## WRITTEN PROBLEM
State how many lines of the listing below include the word "JSON". Give only the number.

# Start of INFORMATION PROVIDED

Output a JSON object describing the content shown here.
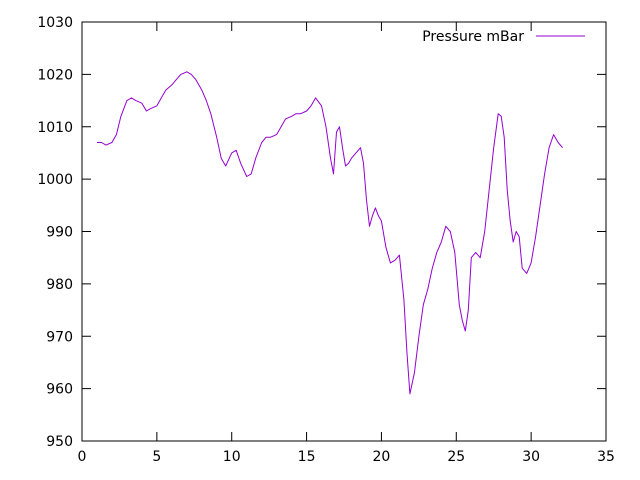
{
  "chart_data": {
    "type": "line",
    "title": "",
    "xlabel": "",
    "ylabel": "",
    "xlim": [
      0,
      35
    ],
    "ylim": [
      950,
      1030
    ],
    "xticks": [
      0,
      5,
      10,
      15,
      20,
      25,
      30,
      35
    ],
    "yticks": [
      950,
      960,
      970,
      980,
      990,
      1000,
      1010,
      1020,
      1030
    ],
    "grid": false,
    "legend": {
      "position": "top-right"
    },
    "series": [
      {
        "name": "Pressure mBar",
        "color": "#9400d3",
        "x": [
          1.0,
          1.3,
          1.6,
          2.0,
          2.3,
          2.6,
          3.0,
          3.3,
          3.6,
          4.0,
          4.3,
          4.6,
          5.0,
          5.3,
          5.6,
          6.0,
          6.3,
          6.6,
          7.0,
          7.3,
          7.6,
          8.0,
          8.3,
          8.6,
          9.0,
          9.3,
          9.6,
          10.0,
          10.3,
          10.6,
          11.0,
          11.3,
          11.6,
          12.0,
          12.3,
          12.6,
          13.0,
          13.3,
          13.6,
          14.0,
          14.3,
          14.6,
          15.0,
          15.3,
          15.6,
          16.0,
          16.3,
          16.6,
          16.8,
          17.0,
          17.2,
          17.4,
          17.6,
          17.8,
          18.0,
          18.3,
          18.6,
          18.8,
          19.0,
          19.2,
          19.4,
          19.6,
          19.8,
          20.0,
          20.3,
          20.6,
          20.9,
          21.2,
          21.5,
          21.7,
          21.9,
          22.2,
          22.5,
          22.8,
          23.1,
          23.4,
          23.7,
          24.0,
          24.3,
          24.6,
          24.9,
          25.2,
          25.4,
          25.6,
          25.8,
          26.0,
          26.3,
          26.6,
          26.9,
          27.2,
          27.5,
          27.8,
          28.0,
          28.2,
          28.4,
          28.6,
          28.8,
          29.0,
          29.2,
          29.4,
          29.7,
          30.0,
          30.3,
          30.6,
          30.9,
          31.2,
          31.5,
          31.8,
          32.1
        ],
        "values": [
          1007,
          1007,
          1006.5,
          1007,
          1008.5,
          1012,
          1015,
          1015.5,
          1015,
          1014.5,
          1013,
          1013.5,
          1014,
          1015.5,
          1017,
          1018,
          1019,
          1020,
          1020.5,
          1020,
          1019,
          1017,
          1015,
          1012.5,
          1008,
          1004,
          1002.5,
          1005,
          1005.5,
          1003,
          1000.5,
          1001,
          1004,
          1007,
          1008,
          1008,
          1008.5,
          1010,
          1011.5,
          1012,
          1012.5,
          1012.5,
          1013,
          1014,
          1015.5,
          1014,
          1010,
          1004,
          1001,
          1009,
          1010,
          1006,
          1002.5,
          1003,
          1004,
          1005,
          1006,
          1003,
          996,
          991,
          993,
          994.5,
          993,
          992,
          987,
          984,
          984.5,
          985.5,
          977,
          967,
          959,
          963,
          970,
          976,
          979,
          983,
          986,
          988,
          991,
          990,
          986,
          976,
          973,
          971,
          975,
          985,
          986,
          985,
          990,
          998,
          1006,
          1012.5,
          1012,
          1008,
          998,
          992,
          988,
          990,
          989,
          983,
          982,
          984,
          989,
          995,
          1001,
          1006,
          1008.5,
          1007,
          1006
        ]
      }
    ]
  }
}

# End of INFORMATION PROVIDED
# Start of INFORMATION PROVIDED

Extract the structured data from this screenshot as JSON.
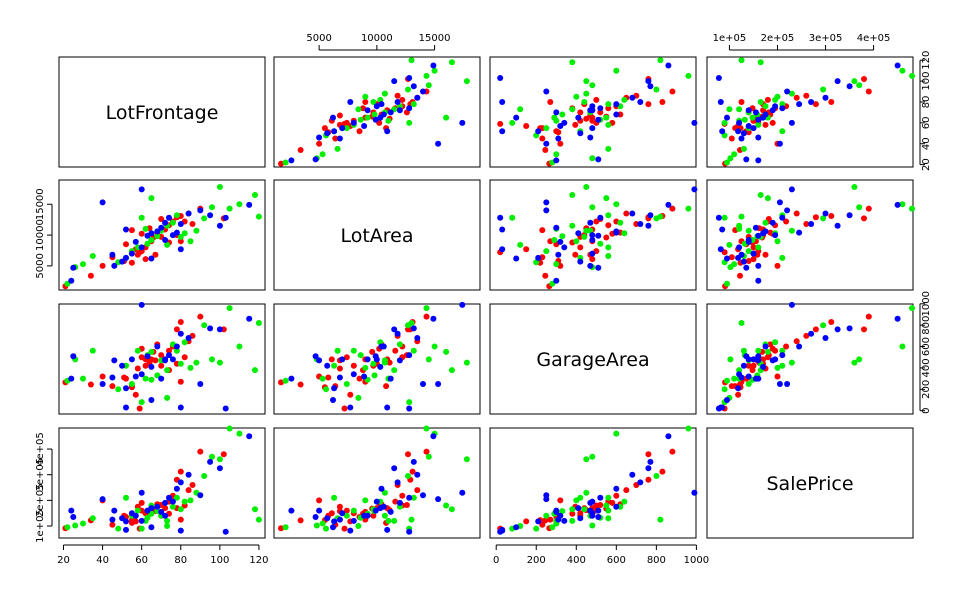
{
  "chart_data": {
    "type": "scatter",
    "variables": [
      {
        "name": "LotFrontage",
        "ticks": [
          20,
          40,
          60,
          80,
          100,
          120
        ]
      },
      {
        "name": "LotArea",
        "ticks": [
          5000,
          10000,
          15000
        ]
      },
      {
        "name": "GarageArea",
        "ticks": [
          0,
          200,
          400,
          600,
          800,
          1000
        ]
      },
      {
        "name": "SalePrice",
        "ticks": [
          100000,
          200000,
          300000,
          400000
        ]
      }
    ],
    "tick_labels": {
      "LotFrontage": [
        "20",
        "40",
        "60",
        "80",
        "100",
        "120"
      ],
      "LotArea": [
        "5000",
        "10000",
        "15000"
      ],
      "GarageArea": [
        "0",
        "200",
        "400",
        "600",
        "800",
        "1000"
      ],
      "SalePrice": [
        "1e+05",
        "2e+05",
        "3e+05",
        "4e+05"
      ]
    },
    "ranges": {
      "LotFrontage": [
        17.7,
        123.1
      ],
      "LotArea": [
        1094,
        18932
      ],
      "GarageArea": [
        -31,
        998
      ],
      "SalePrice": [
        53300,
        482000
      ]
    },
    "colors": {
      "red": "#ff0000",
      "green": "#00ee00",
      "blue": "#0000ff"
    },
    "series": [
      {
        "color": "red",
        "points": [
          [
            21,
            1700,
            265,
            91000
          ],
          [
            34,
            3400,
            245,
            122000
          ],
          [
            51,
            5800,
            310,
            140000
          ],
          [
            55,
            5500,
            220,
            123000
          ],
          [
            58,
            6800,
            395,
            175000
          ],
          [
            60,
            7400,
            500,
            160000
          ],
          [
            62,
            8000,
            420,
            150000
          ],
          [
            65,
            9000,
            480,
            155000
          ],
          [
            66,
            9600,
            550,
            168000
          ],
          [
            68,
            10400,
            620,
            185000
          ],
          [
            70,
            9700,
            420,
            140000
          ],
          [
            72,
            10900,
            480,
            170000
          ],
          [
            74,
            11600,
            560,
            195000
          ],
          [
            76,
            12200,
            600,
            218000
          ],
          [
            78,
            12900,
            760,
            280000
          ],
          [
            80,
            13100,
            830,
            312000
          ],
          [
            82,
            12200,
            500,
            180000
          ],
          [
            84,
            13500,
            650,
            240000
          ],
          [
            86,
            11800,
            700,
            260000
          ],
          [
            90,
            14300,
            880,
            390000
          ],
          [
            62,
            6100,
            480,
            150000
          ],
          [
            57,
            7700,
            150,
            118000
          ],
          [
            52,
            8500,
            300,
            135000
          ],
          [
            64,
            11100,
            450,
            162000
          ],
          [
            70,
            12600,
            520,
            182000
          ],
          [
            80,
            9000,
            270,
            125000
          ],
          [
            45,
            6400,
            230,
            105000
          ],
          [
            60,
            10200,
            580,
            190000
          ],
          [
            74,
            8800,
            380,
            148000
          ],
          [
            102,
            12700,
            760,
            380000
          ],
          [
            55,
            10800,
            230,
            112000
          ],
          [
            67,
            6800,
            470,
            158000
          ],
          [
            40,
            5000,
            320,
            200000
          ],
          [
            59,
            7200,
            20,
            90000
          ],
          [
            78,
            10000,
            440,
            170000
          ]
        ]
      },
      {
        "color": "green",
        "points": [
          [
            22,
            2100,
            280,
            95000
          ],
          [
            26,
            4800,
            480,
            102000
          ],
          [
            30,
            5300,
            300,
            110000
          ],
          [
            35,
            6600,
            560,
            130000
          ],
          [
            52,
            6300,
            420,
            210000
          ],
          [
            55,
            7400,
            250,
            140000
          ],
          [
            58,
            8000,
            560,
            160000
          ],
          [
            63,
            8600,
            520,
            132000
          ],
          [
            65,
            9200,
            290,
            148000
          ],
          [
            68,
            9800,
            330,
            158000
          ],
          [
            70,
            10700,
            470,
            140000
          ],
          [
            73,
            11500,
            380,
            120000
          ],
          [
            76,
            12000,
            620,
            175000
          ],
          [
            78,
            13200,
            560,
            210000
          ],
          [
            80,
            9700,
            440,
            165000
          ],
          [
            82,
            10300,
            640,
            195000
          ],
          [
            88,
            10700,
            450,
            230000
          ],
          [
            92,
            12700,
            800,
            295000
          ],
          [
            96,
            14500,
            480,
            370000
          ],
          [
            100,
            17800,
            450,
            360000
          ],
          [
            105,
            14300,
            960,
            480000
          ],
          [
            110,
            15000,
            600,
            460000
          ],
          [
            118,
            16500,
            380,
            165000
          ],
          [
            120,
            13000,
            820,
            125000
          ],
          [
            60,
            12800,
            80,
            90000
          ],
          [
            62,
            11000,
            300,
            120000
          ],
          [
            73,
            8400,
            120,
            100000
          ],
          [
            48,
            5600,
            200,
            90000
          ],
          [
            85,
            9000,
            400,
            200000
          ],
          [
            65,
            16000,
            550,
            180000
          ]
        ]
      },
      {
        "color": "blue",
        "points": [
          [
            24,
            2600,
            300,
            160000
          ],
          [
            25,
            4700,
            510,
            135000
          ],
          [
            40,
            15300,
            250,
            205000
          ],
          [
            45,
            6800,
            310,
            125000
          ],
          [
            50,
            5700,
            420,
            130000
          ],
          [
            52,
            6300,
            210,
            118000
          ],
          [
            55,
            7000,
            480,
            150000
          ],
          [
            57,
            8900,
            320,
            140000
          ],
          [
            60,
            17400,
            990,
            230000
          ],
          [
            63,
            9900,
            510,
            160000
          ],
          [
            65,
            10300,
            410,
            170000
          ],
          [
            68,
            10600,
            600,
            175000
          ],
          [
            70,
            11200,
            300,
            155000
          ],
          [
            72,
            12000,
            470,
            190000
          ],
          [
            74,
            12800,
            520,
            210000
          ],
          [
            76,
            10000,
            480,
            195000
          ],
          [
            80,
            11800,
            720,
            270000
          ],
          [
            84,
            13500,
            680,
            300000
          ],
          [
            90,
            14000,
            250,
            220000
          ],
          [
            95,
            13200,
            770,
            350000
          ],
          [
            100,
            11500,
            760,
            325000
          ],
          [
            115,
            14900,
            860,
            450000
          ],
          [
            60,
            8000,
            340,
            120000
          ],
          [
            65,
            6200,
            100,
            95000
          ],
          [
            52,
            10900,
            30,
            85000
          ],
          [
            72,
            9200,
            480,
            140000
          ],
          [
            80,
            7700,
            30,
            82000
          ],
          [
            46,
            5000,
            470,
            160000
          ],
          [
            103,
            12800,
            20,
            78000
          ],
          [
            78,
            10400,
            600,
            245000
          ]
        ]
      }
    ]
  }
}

# End of INFORMATION PROVIDED

## ANSWER
2